Your task |
Your task is to reproduce the entries below word for word.

--- Records supplied ---

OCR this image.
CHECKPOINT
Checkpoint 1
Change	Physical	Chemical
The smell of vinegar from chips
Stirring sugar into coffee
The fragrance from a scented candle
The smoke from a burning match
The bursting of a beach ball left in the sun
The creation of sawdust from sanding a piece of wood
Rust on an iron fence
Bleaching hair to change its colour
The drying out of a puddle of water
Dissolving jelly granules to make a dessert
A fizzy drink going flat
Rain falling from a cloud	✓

---

Response to the task |
OCR this image.
CHECKPOINT
Checkpoint 1
Change	Physical	Chemical
The smell of vinegar from chips
Stirring sugar into coffee
The fragrance from a scented candle
The smoke from a burning match
The bursting of a beach ball left in the sun
The creation of sawdust from sanding a piece of wood
Rust on an iron fence
Bleaching hair to change its colour
The drying out of a puddle of water
Dissolving jelly granules to make a dessert
A fizzy drink going flat
Rain falling from a cloud	✓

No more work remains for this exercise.